§ Work to do
Reproduce the entries exactly.

-----

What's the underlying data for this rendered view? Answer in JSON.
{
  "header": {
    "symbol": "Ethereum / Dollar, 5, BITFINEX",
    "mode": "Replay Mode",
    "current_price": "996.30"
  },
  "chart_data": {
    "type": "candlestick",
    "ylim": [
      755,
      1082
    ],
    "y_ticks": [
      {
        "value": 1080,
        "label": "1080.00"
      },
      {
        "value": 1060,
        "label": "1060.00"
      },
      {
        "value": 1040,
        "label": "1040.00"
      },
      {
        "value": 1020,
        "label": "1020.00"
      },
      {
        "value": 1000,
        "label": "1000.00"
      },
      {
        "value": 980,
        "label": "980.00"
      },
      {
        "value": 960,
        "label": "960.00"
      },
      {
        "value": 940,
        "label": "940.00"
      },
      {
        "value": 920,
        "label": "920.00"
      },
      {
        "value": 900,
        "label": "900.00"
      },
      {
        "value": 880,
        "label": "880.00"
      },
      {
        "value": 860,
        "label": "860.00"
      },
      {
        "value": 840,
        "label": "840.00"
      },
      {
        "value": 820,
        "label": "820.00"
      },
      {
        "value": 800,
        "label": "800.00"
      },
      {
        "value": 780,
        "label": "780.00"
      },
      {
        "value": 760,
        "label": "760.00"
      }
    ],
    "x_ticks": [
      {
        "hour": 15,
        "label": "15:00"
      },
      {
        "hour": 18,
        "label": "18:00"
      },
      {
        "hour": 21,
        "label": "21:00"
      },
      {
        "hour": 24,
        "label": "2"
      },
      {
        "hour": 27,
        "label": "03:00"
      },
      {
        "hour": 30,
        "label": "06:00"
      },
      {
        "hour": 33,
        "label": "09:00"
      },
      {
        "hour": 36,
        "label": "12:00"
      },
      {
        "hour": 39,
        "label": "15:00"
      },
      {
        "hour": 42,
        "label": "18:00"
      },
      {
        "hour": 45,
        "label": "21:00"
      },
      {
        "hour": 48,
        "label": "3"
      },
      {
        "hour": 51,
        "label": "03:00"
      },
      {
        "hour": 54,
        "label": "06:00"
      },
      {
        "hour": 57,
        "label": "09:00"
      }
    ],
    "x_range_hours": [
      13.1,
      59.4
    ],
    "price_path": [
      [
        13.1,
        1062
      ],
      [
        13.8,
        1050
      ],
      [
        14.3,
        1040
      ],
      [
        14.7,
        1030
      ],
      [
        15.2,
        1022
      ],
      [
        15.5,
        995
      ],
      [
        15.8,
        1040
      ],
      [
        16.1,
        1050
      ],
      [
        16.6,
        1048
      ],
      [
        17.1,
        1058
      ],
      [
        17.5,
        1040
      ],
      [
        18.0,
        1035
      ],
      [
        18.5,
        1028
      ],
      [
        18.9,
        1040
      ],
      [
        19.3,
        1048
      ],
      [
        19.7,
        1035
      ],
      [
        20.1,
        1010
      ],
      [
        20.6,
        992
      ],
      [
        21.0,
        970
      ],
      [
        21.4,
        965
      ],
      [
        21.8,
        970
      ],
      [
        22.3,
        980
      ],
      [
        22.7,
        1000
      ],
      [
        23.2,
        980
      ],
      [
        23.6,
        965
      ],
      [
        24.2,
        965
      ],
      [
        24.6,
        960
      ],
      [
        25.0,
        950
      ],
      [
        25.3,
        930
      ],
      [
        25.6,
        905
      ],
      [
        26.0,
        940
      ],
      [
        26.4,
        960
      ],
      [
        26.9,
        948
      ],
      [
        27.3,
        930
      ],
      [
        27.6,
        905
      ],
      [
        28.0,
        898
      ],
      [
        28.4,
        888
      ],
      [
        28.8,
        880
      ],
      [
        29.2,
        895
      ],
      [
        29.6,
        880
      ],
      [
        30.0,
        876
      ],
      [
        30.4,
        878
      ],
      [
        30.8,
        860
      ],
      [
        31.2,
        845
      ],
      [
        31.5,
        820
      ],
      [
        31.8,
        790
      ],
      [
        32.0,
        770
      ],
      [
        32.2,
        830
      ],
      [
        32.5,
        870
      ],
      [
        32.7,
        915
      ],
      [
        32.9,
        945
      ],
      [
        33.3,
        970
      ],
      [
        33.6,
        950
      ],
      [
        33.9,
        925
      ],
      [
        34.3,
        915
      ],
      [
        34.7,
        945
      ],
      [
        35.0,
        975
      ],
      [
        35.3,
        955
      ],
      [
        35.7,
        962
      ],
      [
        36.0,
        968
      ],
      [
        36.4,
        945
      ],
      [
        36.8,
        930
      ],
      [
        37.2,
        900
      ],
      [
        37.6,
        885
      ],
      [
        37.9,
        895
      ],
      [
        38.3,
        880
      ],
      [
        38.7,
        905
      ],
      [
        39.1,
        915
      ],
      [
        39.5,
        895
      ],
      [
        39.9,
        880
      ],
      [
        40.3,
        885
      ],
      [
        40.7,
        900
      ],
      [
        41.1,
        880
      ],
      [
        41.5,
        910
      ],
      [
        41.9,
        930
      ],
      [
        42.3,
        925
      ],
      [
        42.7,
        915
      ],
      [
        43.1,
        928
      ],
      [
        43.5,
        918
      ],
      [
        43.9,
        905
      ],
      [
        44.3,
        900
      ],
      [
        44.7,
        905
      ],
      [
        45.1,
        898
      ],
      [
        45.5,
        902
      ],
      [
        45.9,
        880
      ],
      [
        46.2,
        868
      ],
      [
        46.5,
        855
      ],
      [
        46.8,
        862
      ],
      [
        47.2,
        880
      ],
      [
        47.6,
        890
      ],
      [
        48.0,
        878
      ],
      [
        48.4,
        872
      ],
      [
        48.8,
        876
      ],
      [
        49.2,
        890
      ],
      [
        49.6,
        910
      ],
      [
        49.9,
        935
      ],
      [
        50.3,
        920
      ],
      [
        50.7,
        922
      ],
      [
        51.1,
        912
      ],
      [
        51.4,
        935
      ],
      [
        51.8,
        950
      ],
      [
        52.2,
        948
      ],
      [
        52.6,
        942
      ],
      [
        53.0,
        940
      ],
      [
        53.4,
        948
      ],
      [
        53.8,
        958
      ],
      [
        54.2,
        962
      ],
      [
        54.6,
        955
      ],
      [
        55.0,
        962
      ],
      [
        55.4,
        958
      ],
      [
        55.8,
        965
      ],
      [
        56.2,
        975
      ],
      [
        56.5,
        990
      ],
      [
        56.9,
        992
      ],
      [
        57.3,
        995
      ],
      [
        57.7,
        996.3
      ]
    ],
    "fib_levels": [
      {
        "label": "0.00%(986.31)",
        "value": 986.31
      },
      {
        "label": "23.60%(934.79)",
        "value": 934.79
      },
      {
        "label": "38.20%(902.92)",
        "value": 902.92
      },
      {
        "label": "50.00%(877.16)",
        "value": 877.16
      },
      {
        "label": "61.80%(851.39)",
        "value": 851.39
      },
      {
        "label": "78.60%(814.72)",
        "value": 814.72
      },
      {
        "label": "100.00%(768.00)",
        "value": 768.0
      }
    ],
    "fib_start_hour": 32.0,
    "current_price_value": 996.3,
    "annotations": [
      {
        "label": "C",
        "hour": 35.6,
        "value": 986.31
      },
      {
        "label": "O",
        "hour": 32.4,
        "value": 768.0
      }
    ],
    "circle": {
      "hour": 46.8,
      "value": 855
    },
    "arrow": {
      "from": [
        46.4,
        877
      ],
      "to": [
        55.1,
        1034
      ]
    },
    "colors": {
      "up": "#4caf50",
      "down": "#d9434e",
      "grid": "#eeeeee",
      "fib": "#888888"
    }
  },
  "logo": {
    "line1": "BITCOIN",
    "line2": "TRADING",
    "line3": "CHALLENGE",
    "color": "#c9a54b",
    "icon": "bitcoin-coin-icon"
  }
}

-----

§ Answer to the problem
What's the underlying data for this rendered view? Answer in JSON.
{
  "header": {
    "symbol": "Ethereum / Dollar, 5, BITFINEX",
    "mode": "Replay Mode",
    "current_price": "996.30"
  },
  "chart_data": {
    "type": "candlestick",
    "ylim": [
      755,
      1082
    ],
    "y_ticks": [
      {
        "value": 1080,
        "label": "1080.00"
      },
      {
        "value": 1060,
        "label": "1060.00"
      },
      {
        "value": 1040,
        "label": "1040.00"
      },
      {
        "value": 1020,
        "label": "1020.00"
      },
      {
        "value": 1000,
        "label": "1000.00"
      },
      {
        "value": 980,
        "label": "980.00"
      },
      {
        "value": 960,
        "label": "960.00"
      },
      {
        "value": 940,
        "label": "940.00"
      },
      {
        "value": 920,
        "label": "920.00"
      },
      {
        "value": 900,
        "label": "900.00"
      },
      {
        "value": 880,
        "label": "880.00"
      },
      {
        "value": 860,
        "label": "860.00"
      },
      {
        "value": 840,
        "label": "840.00"
      },
      {
        "value": 820,
        "label": "820.00"
      },
      {
        "value": 800,
        "label": "800.00"
      },
      {
        "value": 780,
        "label": "780.00"
      },
      {
        "value": 760,
        "label": "760.00"
      }
    ],
    "x_ticks": [
      {
        "hour": 15,
        "label": "15:00"
      },
      {
        "hour": 18,
        "label": "18:00"
      },
      {
        "hour": 21,
        "label": "21:00"
      },
      {
        "hour": 24,
        "label": "2"
      },
      {
        "hour": 27,
        "label": "03:00"
      },
      {
        "hour": 30,
        "label": "06:00"
      },
      {
        "hour": 33,
        "label": "09:00"
      },
      {
        "hour": 36,
        "label": "12:00"
      },
      {
        "hour": 39,
        "label": "15:00"
      },
      {
        "hour": 42,
        "label": "18:00"
      },
      {
        "hour": 45,
        "label": "21:00"
      },
      {
        "hour": 48,
        "label": "3"
      },
      {
        "hour": 51,
        "label": "03:00"
      },
      {
        "hour": 54,
        "label": "06:00"
      },
      {
        "hour": 57,
        "label": "09:00"
      }
    ],
    "x_range_hours": [
      13.1,
      59.4
    ],
    "price_path": [
      [
        13.1,
        1062
      ],
      [
        13.8,
        1050
      ],
      [
        14.3,
        1040
      ],
      [
        14.7,
        1030
      ],
      [
        15.2,
        1022
      ],
      [
        15.5,
        995
      ],
      [
        15.8,
        1040
      ],
      [
        16.1,
        1050
      ],
      [
        16.6,
        1048
      ],
      [
        17.1,
        1058
      ],
      [
        17.5,
        1040
      ],
      [
        18.0,
        1035
      ],
      [
        18.5,
        1028
      ],
      [
        18.9,
        1040
      ],
      [
        19.3,
        1048
      ],
      [
        19.7,
        1035
      ],
      [
        20.1,
        1010
      ],
      [
        20.6,
        992
      ],
      [
        21.0,
        970
      ],
      [
        21.4,
        965
      ],
      [
        21.8,
        970
      ],
      [
        22.3,
        980
      ],
      [
        22.7,
        1000
      ],
      [
        23.2,
        980
      ],
      [
        23.6,
        965
      ],
      [
        24.2,
        965
      ],
      [
        24.6,
        960
      ],
      [
        25.0,
        950
      ],
      [
        25.3,
        930
      ],
      [
        25.6,
        905
      ],
      [
        26.0,
        940
      ],
      [
        26.4,
        960
      ],
      [
        26.9,
        948
      ],
      [
        27.3,
        930
      ],
      [
        27.6,
        905
      ],
      [
        28.0,
        898
      ],
      [
        28.4,
        888
      ],
      [
        28.8,
        880
      ],
      [
        29.2,
        895
      ],
      [
        29.6,
        880
      ],
      [
        30.0,
        876
      ],
      [
        30.4,
        878
      ],
      [
        30.8,
        860
      ],
      [
        31.2,
        845
      ],
      [
        31.5,
        820
      ],
      [
        31.8,
        790
      ],
      [
        32.0,
        770
      ],
      [
        32.2,
        830
      ],
      [
        32.5,
        870
      ],
      [
        32.7,
        915
      ],
      [
        32.9,
        945
      ],
      [
        33.3,
        970
      ],
      [
        33.6,
        950
      ],
      [
        33.9,
        925
      ],
      [
        34.3,
        915
      ],
      [
        34.7,
        945
      ],
      [
        35.0,
        975
      ],
      [
        35.3,
        955
      ],
      [
        35.7,
        962
      ],
      [
        36.0,
        968
      ],
      [
        36.4,
        945
      ],
      [
        36.8,
        930
      ],
      [
        37.2,
        900
      ],
      [
        37.6,
        885
      ],
      [
        37.9,
        895
      ],
      [
        38.3,
        880
      ],
      [
        38.7,
        905
      ],
      [
        39.1,
        915
      ],
      [
        39.5,
        895
      ],
      [
        39.9,
        880
      ],
      [
        40.3,
        885
      ],
      [
        40.7,
        900
      ],
      [
        41.1,
        880
      ],
      [
        41.5,
        910
      ],
      [
        41.9,
        930
      ],
      [
        42.3,
        925
      ],
      [
        42.7,
        915
      ],
      [
        43.1,
        928
      ],
      [
        43.5,
        918
      ],
      [
        43.9,
        905
      ],
      [
        44.3,
        900
      ],
      [
        44.7,
        905
      ],
      [
        45.1,
        898
      ],
      [
        45.5,
        902
      ],
      [
        45.9,
        880
      ],
      [
        46.2,
        868
      ],
      [
        46.5,
        855
      ],
      [
        46.8,
        862
      ],
      [
        47.2,
        880
      ],
      [
        47.6,
        890
      ],
      [
        48.0,
        878
      ],
      [
        48.4,
        872
      ],
      [
        48.8,
        876
      ],
      [
        49.2,
        890
      ],
      [
        49.6,
        910
      ],
      [
        49.9,
        935
      ],
      [
        50.3,
        920
      ],
      [
        50.7,
        922
      ],
      [
        51.1,
        912
      ],
      [
        51.4,
        935
      ],
      [
        51.8,
        950
      ],
      [
        52.2,
        948
      ],
      [
        52.6,
        942
      ],
      [
        53.0,
        940
      ],
      [
        53.4,
        948
      ],
      [
        53.8,
        958
      ],
      [
        54.2,
        962
      ],
      [
        54.6,
        955
      ],
      [
        55.0,
        962
      ],
      [
        55.4,
        958
      ],
      [
        55.8,
        965
      ],
      [
        56.2,
        975
      ],
      [
        56.5,
        990
      ],
      [
        56.9,
        992
      ],
      [
        57.3,
        995
      ],
      [
        57.7,
        996.3
      ]
    ],
    "fib_levels": [
      {
        "label": "0.00%(986.31)",
        "value": 986.31
      },
      {
        "label": "23.60%(934.79)",
        "value": 934.79
      },
      {
        "label": "38.20%(902.92)",
        "value": 902.92
      },
      {
        "label": "50.00%(877.16)",
        "value": 877.16
      },
      {
        "label": "61.80%(851.39)",
        "value": 851.39
      },
      {
        "label": "78.60%(814.72)",
        "value": 814.72
      },
      {
        "label": "100.00%(768.00)",
        "value": 768.0
      }
    ],
    "fib_start_hour": 32.0,
    "current_price_value": 996.3,
    "annotations": [
      {
        "label": "C",
        "hour": 35.6,
        "value": 986.31
      },
      {
        "label": "O",
        "hour": 32.4,
        "value": 768.0
      }
    ],
    "circle": {
      "hour": 46.8,
      "value": 855
    },
    "arrow": {
      "from": [
        46.4,
        877
      ],
      "to": [
        55.1,
        1034
      ]
    },
    "colors": {
      "up": "#4caf50",
      "down": "#d9434e",
      "grid": "#eeeeee",
      "fib": "#888888"
    }
  },
  "logo": {
    "line1": "BITCOIN",
    "line2": "TRADING",
    "line3": "CHALLENGE",
    "color": "#c9a54b",
    "icon": "bitcoin-coin-icon"
  }
}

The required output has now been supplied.